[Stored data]
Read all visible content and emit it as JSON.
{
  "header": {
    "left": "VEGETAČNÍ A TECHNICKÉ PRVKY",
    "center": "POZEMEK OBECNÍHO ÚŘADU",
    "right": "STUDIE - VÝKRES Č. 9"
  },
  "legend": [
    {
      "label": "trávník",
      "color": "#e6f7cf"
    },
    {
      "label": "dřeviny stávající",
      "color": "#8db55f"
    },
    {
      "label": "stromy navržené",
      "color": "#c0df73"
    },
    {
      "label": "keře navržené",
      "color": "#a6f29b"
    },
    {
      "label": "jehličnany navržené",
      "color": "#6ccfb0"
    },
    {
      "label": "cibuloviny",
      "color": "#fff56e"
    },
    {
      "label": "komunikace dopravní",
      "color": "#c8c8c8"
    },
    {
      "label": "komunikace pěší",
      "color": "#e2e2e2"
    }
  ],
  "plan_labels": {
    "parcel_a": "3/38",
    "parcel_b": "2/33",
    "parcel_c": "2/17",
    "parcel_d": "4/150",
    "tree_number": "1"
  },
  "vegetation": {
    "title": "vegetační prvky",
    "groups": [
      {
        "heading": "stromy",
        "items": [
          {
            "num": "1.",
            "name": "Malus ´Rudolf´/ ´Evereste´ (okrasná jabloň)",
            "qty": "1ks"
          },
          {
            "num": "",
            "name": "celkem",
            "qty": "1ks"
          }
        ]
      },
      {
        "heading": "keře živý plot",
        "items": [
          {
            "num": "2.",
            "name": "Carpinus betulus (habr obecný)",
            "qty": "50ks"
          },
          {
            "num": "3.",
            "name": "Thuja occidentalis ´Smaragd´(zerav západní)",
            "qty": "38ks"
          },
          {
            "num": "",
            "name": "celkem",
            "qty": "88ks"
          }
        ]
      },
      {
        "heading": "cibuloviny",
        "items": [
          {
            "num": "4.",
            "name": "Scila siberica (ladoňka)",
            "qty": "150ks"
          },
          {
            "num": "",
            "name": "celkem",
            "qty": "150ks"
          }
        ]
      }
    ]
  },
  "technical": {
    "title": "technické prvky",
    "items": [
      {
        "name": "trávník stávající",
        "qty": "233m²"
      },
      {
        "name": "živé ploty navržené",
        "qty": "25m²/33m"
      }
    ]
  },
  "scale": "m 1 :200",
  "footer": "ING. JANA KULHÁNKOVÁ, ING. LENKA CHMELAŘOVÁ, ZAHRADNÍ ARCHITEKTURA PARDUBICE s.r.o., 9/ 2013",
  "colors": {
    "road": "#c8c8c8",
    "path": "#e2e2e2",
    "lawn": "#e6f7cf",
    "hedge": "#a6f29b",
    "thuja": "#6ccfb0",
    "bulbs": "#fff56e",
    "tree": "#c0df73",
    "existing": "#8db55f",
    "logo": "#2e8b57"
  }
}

**WHAT IS ASKED:**
Identify every line where the string "stávající" appears.

**RESPONSE TO THE EXERCISE:**
      "label": "dřeviny stávající",
        "name": "trávník stávající",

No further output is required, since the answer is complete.